_Required action 1_
In the text on Indian thought, what does it say Erwin Schrodinger's discovery of quantum mechanics was an attempt to do?
_Required action 2_
Sum up the text on Indian thought in two sentences.

_Text under study_
It appears that we are nearing the time when the quest of Columbus will be taken to its logical conclusion, to understanding the heart of the Indian civilisation. Indian spirituality, an unbroken sequence that goes back to hoary antiquity, holds a special fascination for all seekers. It is a spirituality that is non-sectarian, universal and unconnected to ritual. Addressing the deepest questions of meaning and knowledge, it seems to speak to man’s innermost concerns in this age of science.
India has valued material and spiritual growth. Kings and emperors sought to conquer India for its material wealth; the campaign of Alexander, the invasions of the Turks, the voyage of Columbus, the British Empire – these all had India as the focus. Indian sages, philosophers and mystics have held out a shining vision that has inspired the world. Even Alexander took Indian yogis back to Greece with him.
Indian thought was taken to China and Southeast Asia by missionaries and traders, it may also have provided key impulses to Western thought. We find the Indic people in West Asia in the second millennium BC, in the Kassite kingdom of Babylon and the Mitannis of Israel. The father of the famous Queen Tadukhipa of Egypt was the Mitanni king Tushratha (or Dasharatha). The Indic element has been seen in the beginnings of Greek art. It is quite conceivable that the religious traditions of West Asia preserve a remembrance of their Indic past.
The modern mind was shaped after adoption by the West of the twin beliefs of living in harmony with nature and search for a scientific basis to reality. In the past 300 years, these ideas of universality and a quest for knowledge – which are also Indian values – have transformed European and American society.
Many of the greatest writers and scientists of the past 100 years have taken inspiration from Indic ideas.
Perhaps the most remarkable intellectual achievement of the twentieth century was quantum theory, which is at the basis of our understanding of chemistry, biology, and physics and, consequently, it is at the basis of the century’s astonishing technological advances. One of the two creators of this theory was Erwin Schrodinger (1887-1961). In an autobiographical essay, he explains that his discovery of quantum mechanics was an attempt to give form to central ideas of Vedanta, which, in this indirect sense, played a role in the birth of the subject.

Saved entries

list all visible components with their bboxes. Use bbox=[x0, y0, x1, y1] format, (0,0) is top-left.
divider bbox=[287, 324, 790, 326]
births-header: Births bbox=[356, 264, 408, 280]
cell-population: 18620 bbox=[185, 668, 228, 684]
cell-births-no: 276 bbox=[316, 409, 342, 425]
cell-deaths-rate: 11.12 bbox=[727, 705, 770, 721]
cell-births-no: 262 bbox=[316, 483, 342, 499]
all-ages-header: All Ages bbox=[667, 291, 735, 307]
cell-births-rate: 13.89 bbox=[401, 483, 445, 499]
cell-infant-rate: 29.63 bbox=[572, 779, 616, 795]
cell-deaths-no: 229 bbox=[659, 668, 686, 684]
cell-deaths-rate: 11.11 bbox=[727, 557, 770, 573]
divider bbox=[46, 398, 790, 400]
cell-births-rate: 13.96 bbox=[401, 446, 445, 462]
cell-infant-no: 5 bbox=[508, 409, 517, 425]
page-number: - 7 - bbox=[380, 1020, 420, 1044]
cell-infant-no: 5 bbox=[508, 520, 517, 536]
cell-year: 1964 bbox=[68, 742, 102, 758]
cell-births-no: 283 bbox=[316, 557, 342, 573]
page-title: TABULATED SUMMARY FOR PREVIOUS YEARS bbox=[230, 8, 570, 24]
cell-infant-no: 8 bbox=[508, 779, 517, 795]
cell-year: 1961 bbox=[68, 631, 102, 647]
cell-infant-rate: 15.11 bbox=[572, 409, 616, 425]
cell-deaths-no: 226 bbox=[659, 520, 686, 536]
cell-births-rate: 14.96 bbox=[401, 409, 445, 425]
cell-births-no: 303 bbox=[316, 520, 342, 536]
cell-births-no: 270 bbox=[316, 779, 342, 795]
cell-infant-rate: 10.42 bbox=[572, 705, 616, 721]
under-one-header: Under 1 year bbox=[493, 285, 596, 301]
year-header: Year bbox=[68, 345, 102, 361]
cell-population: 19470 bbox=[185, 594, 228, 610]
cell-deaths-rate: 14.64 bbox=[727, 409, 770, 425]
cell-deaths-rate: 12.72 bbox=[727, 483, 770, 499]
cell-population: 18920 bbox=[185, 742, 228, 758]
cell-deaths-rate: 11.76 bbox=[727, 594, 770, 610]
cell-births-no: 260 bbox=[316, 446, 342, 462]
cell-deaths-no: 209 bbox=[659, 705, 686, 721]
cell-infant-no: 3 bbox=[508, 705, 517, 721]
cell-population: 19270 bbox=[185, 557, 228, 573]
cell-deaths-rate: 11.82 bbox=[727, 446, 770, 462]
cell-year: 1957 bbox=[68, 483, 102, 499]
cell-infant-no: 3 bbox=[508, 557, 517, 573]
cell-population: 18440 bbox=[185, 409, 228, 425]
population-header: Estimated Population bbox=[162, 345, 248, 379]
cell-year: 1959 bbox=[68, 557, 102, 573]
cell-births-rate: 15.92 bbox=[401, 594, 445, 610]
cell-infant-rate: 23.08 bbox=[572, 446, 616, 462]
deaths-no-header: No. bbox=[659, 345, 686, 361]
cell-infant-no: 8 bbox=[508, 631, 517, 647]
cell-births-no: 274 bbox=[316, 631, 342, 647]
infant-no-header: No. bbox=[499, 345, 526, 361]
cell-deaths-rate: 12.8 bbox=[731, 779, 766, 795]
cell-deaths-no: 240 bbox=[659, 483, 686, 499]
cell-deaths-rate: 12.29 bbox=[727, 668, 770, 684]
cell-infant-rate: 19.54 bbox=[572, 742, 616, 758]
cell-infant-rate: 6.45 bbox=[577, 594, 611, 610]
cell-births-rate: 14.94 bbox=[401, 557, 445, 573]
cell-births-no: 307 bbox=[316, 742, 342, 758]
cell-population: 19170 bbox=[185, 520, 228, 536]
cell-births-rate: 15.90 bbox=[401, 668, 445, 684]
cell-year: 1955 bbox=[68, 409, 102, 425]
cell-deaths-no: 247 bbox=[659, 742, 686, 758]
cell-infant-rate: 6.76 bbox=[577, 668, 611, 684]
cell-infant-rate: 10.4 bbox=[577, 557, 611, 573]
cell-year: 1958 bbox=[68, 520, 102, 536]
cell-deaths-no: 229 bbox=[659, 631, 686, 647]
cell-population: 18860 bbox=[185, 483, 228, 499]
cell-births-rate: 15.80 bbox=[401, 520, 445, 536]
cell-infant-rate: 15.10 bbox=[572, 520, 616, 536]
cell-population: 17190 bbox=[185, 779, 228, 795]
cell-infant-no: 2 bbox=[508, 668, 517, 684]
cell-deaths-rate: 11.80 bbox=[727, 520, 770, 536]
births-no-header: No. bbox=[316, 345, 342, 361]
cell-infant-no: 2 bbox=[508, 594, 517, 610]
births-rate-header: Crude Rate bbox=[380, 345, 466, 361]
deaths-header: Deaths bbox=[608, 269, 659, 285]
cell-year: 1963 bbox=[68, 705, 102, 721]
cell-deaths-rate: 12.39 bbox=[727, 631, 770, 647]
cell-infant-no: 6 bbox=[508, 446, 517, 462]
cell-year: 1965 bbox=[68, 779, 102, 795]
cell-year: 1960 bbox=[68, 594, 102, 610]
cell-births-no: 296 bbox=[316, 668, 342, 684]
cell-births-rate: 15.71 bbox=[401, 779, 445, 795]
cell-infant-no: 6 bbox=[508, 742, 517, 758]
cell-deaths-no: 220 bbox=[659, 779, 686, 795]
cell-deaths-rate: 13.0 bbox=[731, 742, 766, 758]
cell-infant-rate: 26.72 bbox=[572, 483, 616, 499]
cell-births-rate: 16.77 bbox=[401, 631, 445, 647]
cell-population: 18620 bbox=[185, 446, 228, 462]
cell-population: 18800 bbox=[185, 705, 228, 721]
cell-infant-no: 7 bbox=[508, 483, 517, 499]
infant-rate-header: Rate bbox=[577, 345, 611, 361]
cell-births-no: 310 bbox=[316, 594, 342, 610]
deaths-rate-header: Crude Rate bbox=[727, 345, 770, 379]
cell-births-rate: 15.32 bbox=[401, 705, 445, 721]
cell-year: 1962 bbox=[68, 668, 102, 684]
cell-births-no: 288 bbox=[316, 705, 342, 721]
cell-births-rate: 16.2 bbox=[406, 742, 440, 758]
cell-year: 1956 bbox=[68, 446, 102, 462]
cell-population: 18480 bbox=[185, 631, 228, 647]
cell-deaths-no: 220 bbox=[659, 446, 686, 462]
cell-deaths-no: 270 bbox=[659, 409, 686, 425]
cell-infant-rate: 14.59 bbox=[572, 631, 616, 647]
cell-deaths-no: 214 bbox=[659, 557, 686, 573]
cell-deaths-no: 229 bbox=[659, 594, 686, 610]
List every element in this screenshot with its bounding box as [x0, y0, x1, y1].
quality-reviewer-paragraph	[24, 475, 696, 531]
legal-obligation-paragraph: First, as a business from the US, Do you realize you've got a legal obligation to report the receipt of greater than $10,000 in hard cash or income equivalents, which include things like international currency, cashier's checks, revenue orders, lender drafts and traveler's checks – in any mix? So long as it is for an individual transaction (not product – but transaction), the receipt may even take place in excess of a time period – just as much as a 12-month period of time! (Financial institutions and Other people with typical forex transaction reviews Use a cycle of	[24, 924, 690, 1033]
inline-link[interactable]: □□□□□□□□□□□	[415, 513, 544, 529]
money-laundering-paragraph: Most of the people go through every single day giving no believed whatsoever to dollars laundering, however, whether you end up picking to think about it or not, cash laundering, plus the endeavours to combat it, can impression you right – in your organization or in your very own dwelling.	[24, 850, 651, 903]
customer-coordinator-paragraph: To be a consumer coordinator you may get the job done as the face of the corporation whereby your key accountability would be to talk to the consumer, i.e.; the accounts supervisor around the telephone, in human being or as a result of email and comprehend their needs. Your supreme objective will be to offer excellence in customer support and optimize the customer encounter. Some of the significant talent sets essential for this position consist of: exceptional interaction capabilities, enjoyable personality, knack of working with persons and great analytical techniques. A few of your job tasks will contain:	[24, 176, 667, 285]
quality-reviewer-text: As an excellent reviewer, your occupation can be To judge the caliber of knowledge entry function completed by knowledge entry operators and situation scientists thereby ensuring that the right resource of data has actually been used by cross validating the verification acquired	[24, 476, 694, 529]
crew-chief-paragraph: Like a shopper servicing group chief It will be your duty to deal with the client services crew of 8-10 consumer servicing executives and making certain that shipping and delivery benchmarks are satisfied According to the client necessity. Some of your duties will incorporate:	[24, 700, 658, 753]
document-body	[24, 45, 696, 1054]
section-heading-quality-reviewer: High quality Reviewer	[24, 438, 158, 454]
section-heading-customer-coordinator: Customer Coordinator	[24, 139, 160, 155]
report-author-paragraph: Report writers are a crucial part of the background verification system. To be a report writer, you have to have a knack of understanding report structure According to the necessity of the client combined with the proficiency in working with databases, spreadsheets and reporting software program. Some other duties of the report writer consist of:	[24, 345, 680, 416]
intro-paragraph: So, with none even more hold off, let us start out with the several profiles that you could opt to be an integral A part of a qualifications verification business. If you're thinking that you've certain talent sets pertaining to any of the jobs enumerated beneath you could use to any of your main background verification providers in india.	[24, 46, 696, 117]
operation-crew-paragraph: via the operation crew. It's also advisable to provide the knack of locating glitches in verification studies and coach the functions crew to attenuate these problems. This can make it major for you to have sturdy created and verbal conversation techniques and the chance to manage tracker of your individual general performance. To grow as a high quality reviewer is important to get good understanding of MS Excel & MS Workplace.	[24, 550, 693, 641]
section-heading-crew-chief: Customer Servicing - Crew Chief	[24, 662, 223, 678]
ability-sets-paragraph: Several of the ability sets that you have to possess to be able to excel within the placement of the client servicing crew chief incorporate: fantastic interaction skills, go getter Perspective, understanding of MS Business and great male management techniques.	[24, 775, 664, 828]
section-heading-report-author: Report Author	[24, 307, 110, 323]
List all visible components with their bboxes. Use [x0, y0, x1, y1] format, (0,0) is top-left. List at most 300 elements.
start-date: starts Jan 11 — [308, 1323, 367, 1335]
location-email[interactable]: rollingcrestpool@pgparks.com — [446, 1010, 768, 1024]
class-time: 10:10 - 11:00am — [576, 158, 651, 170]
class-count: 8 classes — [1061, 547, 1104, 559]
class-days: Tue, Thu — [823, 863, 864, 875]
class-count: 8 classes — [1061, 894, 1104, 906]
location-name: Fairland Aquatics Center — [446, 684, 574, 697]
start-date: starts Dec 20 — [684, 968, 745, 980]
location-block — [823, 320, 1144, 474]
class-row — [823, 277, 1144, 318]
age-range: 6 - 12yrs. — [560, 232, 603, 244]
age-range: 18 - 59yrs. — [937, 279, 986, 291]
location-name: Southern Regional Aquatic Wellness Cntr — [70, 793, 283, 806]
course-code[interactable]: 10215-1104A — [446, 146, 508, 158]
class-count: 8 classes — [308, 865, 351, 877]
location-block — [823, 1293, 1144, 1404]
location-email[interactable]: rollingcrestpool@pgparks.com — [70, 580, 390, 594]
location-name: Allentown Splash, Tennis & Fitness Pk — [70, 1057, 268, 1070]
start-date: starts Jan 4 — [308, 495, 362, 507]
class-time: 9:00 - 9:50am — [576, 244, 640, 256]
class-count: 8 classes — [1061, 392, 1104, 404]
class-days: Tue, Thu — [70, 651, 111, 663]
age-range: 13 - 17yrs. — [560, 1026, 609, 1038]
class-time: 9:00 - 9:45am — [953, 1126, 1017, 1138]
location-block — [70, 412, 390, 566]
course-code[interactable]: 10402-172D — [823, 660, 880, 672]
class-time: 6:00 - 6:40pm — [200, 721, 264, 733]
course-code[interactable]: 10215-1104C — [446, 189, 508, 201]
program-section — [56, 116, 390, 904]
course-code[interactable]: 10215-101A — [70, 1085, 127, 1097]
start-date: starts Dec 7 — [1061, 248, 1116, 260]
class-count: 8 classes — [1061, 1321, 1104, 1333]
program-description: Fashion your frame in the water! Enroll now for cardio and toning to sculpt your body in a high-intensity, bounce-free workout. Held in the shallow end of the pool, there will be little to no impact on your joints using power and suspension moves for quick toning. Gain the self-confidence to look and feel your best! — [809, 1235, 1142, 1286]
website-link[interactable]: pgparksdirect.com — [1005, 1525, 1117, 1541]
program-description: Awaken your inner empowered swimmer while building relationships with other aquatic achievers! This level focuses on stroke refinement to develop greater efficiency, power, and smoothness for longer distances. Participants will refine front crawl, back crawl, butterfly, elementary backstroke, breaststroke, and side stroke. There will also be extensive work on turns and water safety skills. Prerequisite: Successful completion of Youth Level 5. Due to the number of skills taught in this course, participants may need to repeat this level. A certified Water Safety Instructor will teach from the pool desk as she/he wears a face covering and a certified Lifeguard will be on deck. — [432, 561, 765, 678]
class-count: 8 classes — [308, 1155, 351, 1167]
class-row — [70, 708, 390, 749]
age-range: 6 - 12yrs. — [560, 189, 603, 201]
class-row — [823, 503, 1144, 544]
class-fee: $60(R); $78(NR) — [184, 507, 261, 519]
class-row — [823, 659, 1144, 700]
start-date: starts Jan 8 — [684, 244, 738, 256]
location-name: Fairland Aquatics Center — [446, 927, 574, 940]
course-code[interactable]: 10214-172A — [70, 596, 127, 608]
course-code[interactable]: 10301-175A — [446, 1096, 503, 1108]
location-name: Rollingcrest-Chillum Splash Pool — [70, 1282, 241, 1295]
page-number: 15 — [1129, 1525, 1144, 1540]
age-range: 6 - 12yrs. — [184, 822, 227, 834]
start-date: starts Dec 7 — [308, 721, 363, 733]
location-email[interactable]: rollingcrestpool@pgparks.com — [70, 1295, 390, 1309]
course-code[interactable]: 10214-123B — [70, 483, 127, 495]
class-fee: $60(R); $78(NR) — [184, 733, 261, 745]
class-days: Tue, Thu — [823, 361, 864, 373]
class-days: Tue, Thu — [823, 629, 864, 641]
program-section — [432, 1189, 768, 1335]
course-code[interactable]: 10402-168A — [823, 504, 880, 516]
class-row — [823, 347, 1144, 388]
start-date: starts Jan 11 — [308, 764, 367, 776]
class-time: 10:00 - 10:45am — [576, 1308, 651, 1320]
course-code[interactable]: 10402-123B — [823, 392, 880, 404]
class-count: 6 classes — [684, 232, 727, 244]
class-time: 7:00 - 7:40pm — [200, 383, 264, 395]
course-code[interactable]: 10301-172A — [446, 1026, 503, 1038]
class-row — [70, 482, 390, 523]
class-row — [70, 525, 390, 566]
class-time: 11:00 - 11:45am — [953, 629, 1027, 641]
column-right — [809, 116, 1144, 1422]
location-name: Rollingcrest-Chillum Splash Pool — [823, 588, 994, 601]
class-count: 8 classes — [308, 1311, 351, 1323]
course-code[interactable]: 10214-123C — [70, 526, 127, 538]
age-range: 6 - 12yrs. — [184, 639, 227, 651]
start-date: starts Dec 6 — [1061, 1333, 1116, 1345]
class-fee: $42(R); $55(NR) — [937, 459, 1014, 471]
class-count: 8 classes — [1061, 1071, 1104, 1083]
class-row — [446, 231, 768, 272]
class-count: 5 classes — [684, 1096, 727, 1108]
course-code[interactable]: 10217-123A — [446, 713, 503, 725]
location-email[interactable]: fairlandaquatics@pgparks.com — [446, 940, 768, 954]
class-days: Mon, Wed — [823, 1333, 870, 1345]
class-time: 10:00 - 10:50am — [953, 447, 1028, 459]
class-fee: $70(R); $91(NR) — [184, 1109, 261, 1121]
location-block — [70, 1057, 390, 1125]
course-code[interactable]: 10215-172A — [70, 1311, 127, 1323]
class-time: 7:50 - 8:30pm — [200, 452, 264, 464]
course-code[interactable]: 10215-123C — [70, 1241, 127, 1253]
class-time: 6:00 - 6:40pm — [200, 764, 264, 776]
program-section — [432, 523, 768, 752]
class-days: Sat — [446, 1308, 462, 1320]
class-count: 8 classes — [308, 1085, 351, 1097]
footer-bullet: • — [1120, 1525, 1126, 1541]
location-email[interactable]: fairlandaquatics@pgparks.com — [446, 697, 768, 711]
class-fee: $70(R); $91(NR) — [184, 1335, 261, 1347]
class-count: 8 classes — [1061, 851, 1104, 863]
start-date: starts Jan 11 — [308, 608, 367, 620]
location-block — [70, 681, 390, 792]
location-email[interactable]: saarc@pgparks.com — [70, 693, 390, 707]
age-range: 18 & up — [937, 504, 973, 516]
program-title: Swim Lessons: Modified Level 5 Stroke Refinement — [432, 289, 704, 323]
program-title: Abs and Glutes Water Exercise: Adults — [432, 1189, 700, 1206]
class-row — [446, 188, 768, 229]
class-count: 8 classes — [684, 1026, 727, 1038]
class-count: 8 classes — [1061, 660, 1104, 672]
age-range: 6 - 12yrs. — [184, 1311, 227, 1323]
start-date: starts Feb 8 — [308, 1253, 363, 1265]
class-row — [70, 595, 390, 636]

_Final answer 1_
It was an attempt to give form to central ideas of Vedanta.

_Final answer 2_
India has drawn conquerors like Alexander, the Turks and the British with its wealth, and its sages and spiritual vision have inspired the world, spreading to China and Southeast Asia and perhaps shaping Western thought. Many great writers and scientists of the past 100 years have drawn on Indic ideas, among them Erwin Schrodinger, who said his discovery of quantum mechanics was an attempt to give form to central ideas of Vedanta.